Given problem —
Calculate how many lines in the following records hold the word "נוספת", and report that number without comment.

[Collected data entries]
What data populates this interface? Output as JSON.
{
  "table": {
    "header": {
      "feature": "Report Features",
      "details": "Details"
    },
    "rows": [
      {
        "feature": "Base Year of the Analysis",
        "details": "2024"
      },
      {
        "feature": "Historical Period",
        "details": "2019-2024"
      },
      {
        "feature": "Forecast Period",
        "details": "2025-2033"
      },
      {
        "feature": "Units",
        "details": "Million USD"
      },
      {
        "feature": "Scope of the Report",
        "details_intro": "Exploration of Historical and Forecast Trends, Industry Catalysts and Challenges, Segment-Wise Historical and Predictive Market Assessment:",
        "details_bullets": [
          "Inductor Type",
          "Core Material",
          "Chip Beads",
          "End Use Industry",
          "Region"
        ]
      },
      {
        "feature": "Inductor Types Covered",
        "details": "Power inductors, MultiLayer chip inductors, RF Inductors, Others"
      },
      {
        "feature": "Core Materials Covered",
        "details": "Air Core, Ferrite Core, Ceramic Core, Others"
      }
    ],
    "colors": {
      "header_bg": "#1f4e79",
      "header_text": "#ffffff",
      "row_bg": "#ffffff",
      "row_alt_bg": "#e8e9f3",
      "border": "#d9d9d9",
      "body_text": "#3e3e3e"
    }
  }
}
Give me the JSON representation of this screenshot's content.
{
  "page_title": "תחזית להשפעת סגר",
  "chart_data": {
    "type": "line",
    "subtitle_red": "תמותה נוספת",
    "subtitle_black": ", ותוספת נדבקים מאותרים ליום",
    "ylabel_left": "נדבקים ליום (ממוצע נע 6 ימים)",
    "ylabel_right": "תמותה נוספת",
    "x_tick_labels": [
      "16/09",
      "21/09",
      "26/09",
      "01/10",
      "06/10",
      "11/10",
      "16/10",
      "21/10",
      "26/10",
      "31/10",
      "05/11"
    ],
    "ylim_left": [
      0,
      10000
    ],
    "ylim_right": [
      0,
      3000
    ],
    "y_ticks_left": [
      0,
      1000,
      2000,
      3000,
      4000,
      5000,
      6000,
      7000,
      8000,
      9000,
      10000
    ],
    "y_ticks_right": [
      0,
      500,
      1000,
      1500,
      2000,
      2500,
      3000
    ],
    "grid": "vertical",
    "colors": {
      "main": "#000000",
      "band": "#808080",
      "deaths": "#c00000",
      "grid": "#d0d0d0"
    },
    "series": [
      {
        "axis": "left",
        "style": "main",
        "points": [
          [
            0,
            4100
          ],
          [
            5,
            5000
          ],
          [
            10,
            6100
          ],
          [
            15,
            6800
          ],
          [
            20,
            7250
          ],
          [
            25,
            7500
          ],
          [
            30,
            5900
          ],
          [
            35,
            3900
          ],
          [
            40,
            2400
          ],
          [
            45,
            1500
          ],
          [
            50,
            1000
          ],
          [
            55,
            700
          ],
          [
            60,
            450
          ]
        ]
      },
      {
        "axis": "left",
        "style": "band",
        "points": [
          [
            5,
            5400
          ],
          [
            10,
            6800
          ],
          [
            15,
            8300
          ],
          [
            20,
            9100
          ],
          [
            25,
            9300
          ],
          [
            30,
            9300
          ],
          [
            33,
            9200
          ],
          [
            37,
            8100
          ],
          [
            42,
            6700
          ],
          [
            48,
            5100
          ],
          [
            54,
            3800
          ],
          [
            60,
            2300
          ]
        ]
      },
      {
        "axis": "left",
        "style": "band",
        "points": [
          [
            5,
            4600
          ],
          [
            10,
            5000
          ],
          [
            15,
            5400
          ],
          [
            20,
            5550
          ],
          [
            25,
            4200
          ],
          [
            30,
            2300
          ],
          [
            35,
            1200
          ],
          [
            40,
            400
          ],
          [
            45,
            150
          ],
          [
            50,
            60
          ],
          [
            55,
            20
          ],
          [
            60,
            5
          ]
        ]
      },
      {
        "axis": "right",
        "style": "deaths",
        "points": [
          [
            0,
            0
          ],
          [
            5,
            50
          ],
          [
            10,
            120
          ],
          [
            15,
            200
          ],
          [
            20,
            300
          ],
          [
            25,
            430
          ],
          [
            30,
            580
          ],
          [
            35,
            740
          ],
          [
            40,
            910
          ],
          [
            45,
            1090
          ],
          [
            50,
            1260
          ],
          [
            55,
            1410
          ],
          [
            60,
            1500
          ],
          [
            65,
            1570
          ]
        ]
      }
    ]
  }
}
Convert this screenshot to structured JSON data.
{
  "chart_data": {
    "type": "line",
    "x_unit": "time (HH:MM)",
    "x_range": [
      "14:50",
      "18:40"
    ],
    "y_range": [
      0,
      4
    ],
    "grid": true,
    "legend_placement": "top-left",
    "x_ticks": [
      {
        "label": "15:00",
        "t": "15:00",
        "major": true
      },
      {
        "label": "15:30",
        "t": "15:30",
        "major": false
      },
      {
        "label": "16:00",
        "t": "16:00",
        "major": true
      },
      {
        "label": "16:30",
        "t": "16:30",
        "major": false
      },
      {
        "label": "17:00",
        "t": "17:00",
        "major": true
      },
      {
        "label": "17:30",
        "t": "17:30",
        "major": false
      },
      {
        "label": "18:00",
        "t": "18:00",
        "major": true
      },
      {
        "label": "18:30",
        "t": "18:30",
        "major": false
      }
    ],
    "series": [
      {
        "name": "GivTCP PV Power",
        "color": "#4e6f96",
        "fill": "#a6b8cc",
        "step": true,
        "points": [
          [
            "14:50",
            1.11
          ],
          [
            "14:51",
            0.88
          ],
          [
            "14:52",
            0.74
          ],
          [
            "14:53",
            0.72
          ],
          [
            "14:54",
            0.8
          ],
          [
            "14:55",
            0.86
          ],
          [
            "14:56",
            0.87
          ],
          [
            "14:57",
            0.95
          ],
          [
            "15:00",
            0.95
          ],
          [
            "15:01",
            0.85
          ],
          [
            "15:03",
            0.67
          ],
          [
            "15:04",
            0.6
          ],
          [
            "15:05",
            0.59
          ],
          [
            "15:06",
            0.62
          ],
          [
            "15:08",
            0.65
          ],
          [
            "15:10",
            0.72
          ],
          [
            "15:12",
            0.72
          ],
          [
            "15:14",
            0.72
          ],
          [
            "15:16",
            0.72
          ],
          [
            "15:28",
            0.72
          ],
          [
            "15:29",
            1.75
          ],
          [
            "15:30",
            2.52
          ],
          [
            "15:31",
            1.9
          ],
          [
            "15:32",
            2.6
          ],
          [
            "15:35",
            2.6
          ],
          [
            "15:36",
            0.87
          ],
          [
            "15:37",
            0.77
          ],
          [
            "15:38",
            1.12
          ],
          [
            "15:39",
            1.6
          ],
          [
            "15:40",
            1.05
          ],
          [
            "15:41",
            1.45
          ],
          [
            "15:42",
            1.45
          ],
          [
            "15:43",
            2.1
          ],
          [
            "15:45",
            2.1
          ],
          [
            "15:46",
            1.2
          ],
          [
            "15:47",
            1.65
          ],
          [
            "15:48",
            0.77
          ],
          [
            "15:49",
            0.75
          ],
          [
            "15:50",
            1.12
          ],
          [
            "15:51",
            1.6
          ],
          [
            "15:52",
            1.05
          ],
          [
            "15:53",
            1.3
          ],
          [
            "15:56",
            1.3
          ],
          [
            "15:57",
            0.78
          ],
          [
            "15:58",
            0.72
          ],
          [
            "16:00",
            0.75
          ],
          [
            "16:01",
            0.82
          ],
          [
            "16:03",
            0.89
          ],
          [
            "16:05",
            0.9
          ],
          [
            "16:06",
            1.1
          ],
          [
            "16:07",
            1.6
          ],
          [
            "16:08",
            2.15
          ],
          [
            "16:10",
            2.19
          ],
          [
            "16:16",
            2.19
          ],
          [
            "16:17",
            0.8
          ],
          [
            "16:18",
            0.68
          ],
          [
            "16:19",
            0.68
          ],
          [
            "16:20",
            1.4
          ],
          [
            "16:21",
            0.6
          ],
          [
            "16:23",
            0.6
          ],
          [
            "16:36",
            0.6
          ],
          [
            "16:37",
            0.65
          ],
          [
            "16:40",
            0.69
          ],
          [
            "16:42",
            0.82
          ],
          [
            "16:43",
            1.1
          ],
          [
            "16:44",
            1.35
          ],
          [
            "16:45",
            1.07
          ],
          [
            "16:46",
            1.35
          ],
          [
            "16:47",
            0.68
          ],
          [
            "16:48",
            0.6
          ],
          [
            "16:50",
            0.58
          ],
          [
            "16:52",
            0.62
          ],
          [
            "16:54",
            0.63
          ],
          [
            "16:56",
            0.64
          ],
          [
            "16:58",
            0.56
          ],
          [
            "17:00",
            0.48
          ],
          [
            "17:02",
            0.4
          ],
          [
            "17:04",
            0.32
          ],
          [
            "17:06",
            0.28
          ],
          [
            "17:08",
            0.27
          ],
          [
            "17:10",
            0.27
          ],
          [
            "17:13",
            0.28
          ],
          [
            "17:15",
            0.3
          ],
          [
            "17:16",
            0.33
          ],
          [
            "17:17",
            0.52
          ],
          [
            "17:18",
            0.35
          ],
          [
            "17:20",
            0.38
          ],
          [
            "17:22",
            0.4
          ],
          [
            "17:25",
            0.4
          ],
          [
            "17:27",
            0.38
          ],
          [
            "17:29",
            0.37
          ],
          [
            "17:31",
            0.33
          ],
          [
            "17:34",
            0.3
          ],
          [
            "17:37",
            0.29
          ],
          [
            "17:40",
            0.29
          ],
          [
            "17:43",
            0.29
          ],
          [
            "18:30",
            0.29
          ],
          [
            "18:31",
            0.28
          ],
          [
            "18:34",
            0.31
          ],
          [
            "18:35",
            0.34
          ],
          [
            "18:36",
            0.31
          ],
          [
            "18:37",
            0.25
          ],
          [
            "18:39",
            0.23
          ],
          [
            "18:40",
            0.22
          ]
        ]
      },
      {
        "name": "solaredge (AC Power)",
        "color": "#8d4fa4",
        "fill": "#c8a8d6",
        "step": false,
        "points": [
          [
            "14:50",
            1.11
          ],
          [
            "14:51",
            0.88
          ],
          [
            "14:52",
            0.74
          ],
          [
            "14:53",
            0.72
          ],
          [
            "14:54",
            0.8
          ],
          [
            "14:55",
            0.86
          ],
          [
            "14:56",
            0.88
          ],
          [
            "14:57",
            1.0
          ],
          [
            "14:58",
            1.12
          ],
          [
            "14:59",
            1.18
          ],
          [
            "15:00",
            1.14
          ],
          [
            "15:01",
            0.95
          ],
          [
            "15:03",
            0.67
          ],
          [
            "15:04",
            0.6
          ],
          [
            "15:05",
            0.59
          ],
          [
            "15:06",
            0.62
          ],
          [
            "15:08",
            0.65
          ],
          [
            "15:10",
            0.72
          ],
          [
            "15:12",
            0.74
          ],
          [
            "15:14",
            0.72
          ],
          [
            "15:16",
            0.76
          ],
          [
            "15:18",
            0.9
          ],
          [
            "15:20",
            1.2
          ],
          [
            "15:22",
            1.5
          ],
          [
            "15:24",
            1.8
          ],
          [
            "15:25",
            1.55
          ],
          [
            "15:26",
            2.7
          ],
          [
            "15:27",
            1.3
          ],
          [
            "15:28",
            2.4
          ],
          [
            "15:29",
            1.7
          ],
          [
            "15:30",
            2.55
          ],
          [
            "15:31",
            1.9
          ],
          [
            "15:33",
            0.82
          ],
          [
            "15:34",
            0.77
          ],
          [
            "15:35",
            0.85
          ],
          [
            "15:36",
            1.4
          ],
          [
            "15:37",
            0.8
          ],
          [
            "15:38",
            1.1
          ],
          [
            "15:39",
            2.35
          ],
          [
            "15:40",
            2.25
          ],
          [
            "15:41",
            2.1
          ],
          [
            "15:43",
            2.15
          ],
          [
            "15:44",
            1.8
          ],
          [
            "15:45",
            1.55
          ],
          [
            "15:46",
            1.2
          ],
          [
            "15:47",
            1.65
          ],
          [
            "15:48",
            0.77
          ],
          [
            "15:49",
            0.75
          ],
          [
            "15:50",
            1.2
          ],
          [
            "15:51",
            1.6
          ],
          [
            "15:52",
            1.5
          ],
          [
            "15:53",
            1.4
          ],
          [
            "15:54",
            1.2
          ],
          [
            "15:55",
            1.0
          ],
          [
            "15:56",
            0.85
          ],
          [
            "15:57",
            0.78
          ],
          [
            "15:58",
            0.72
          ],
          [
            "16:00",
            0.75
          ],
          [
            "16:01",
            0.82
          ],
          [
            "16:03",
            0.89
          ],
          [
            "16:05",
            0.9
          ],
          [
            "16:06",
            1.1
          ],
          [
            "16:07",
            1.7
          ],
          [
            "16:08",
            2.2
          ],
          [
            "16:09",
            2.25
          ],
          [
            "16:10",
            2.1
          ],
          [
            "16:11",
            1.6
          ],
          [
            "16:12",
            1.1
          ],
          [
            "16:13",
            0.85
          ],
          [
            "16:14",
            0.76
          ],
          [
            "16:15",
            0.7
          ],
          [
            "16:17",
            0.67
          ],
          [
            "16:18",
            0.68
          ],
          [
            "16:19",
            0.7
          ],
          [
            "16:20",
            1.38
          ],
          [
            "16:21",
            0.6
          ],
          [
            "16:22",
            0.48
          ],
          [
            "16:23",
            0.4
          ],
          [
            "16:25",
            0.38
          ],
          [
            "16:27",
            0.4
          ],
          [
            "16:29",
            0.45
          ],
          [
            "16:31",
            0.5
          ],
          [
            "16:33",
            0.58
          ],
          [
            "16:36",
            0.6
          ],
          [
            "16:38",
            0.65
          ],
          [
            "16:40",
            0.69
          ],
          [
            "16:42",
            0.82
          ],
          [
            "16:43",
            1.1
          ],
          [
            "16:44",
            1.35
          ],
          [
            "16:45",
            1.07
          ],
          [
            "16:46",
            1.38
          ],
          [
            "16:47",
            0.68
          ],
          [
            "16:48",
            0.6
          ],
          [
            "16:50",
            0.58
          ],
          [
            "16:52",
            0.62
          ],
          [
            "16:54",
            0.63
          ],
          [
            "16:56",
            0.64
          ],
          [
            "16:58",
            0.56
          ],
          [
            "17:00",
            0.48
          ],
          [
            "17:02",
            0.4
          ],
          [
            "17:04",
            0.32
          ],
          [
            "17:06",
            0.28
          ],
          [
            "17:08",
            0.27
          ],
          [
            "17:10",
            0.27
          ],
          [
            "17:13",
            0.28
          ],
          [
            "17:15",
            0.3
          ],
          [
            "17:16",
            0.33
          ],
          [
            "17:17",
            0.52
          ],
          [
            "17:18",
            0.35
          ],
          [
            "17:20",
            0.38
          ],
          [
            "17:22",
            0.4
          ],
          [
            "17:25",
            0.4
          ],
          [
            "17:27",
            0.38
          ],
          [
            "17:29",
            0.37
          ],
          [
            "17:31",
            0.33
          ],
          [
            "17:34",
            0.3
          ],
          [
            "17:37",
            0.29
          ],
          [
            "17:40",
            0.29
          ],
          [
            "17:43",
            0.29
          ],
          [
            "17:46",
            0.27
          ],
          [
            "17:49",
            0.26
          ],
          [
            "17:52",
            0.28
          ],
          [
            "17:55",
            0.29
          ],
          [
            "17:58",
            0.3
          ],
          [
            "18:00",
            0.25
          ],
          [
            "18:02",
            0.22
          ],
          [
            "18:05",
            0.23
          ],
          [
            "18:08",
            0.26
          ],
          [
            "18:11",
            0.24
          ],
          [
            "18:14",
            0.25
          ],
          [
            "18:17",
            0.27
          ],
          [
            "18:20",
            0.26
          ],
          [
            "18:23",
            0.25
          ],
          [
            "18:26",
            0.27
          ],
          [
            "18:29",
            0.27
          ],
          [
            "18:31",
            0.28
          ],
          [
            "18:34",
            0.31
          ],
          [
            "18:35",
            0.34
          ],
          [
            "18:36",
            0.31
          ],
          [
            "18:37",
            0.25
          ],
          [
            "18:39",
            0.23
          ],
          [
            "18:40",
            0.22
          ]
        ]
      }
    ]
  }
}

Answer to this task —
2